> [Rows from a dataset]
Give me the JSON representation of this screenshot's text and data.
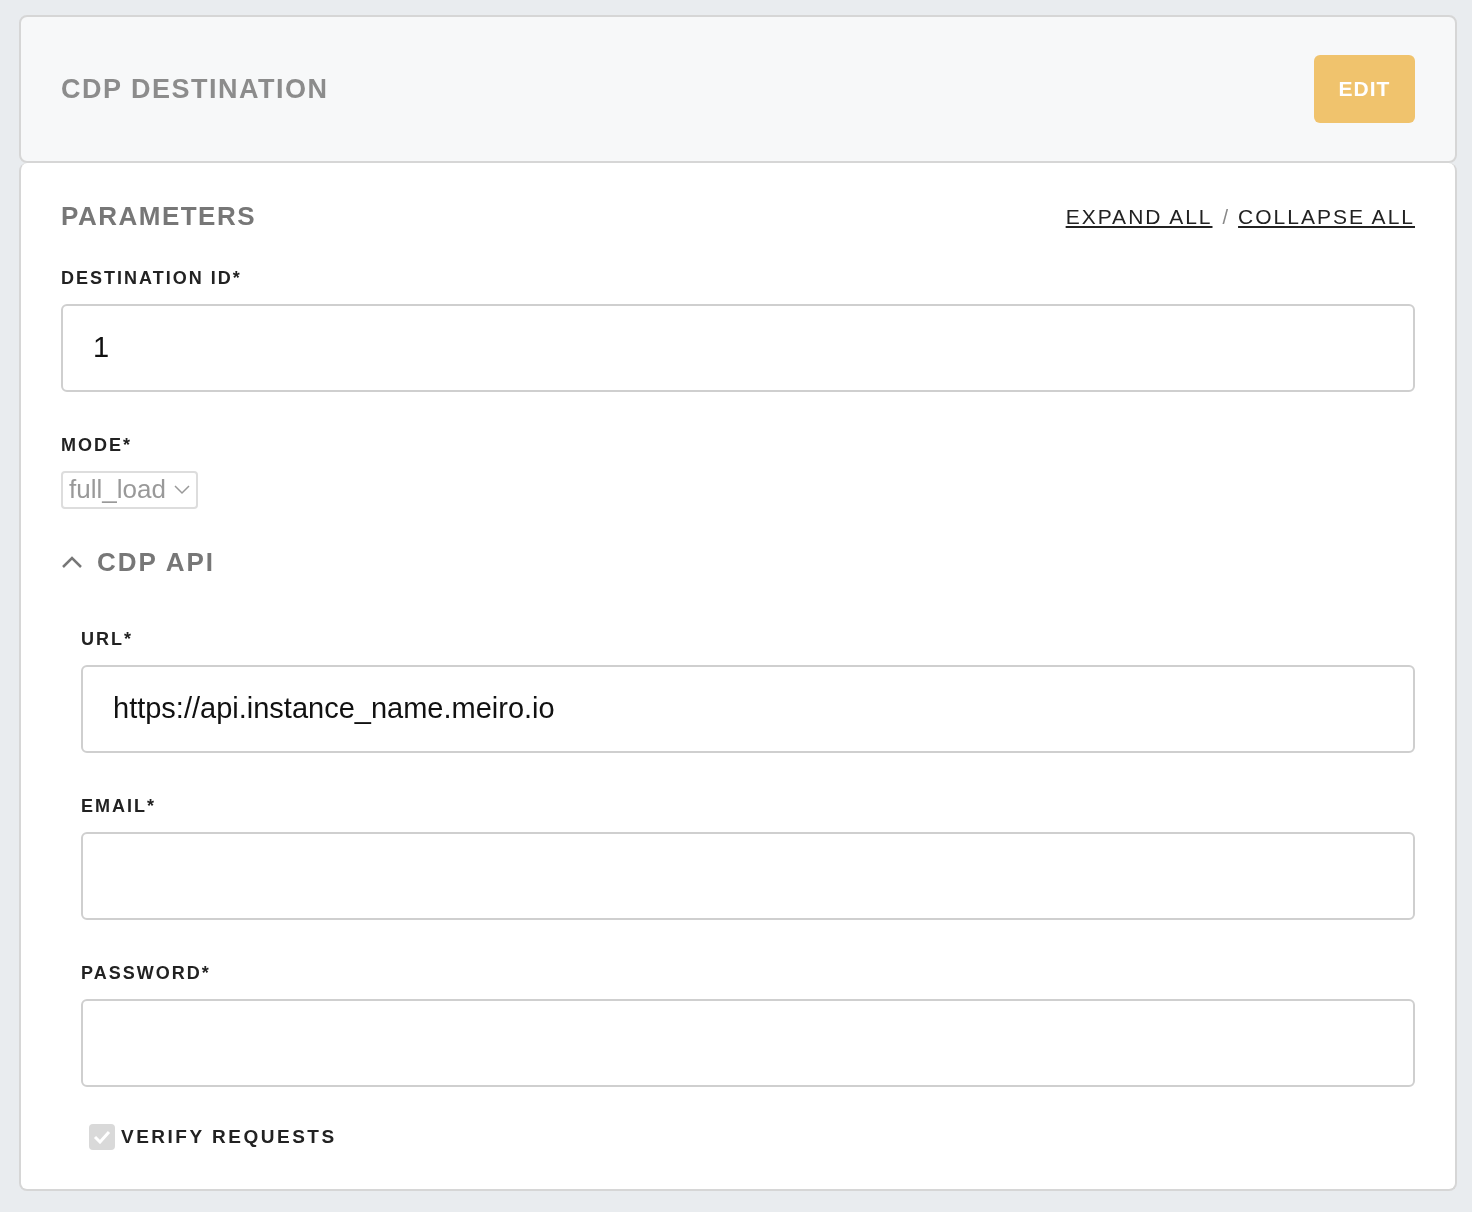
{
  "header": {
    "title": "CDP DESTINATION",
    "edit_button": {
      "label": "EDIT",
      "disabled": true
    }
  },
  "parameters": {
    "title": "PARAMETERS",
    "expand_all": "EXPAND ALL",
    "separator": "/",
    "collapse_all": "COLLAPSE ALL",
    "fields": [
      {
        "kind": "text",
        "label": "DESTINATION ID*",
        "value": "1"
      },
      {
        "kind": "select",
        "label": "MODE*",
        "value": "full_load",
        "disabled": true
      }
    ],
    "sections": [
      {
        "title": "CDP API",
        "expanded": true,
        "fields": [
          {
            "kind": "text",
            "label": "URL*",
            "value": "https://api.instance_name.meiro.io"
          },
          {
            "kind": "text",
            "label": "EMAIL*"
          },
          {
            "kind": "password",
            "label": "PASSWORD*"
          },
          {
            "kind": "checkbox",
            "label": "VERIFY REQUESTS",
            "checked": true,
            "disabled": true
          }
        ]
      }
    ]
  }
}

==

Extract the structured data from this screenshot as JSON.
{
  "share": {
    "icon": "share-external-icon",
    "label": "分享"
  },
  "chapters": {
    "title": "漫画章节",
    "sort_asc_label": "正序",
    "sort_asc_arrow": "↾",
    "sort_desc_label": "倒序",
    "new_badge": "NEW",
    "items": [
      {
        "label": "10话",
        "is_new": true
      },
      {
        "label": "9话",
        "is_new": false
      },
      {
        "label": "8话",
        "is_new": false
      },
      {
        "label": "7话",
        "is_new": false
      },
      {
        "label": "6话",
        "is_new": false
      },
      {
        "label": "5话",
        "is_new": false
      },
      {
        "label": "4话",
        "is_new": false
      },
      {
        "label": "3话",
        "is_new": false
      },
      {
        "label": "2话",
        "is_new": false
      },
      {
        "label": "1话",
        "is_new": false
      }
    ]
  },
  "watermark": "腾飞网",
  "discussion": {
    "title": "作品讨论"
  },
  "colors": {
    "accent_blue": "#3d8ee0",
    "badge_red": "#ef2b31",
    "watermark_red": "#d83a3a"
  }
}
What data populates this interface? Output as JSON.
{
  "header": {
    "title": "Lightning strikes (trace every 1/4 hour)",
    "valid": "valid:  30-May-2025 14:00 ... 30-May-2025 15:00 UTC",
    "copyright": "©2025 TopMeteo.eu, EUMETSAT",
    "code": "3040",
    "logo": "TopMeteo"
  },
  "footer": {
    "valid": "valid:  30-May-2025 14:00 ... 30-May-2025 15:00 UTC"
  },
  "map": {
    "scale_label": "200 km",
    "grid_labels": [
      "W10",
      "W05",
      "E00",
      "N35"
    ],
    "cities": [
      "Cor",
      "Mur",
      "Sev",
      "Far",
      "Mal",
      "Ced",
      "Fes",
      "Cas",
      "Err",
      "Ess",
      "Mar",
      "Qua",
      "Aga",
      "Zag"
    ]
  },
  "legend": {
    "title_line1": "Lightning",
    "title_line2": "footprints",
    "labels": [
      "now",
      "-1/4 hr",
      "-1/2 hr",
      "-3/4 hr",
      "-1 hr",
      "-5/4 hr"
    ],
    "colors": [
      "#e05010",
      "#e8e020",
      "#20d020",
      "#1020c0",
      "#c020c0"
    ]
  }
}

> [Objective] Find the lines that include the string "text", then copy each of them.

> [Exercise solution]
Give me the JSON representation of this screenshot's text and data.
        "kind": "text",
            "kind": "text",
            "kind": "text",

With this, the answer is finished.